Given data |

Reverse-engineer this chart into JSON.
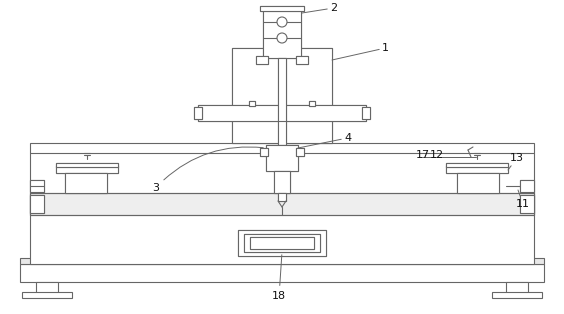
{
  "bg": "#ffffff",
  "lc": "#666666",
  "lw": 0.8,
  "fw": 5.64,
  "fh": 3.14,
  "dpi": 100
}
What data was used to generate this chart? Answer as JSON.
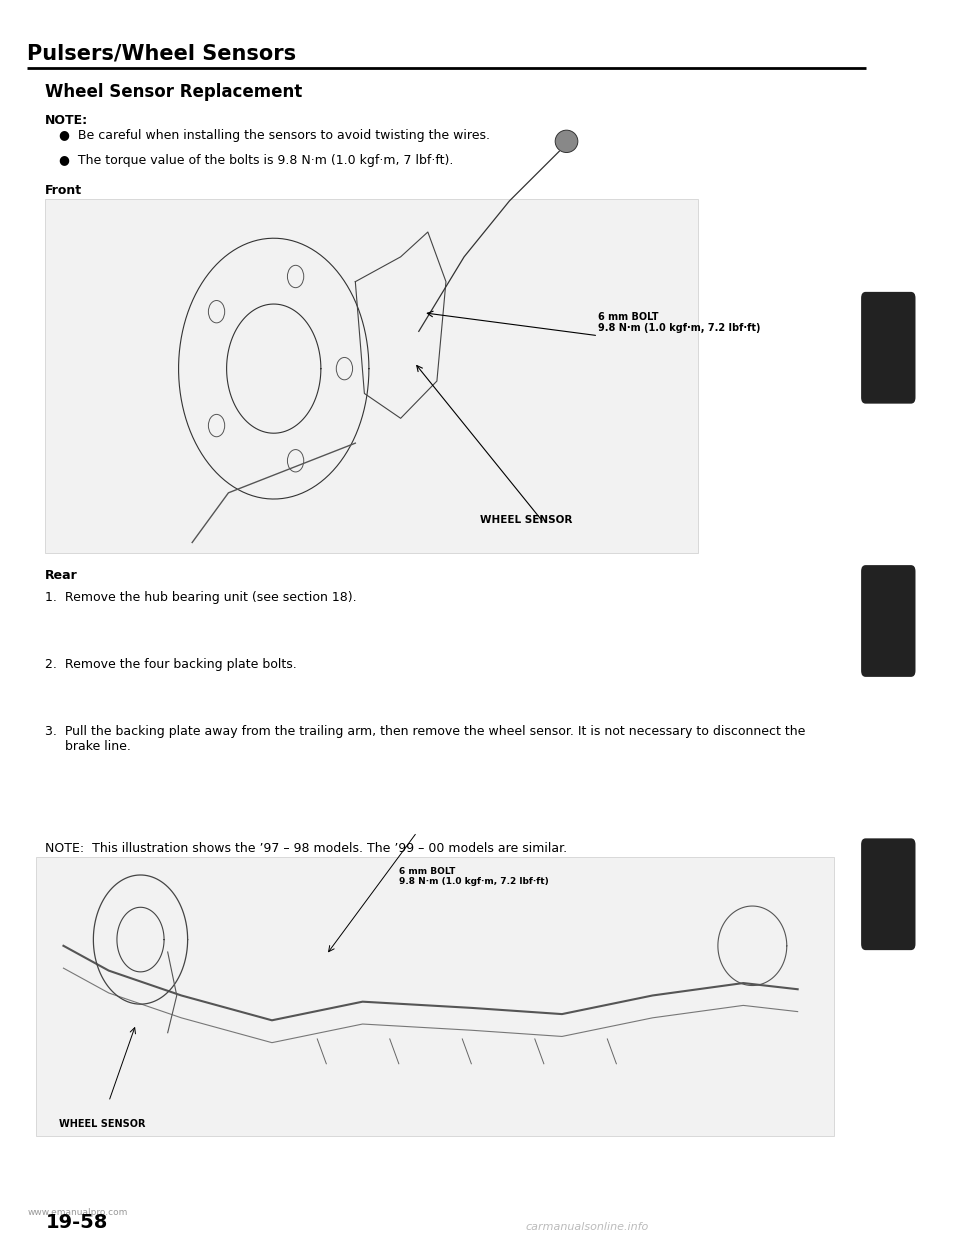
{
  "page_title": "Pulsers/Wheel Sensors",
  "section_title": "Wheel Sensor Replacement",
  "note_header": "NOTE:",
  "note_bullets": [
    "Be careful when installing the sensors to avoid twisting the wires.",
    "The torque value of the bolts is 9.8 N·m (1.0 kgf·m, 7 lbf·ft)."
  ],
  "front_label": "Front",
  "rear_label": "Rear",
  "front_bolt_label": "6 mm BOLT\n9.8 N·m (1.0 kgf·m, 7.2 lbf·ft)",
  "front_wheel_sensor_label": "WHEEL SENSOR",
  "rear_steps": [
    "1.  Remove the hub bearing unit (see section 18).",
    "2.  Remove the four backing plate bolts.",
    "3.  Pull the backing plate away from the trailing arm, then remove the wheel sensor. It is not necessary to disconnect the\n     brake line."
  ],
  "rear_note": "NOTE:  This illustration shows the ’97 – 98 models. The ’99 – 00 models are similar.",
  "rear_bolt_label": "6 mm BOLT\n9.8 N·m (1.0 kgf·m, 7.2 lbf·ft)",
  "rear_wheel_sensor_label": "WHEEL SENSOR",
  "footer_url": "www.emanualpro.com",
  "footer_page": "19-58",
  "footer_site": "carmanualsonline.info",
  "bg_color": "#ffffff",
  "text_color": "#000000",
  "title_fontsize": 15,
  "subtitle_fontsize": 12,
  "body_fontsize": 9,
  "small_fontsize": 8,
  "right_tab_color": "#222222"
}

Instruction | Look through the material above and pick out each line holding the word "plate".

Full response |
    "2.  Remove the four backing plate bolts.",
    "3.  Pull the backing plate away from the trailing arm, then remove the wheel sensor. It is not necessary to disconnect the\n     brake line."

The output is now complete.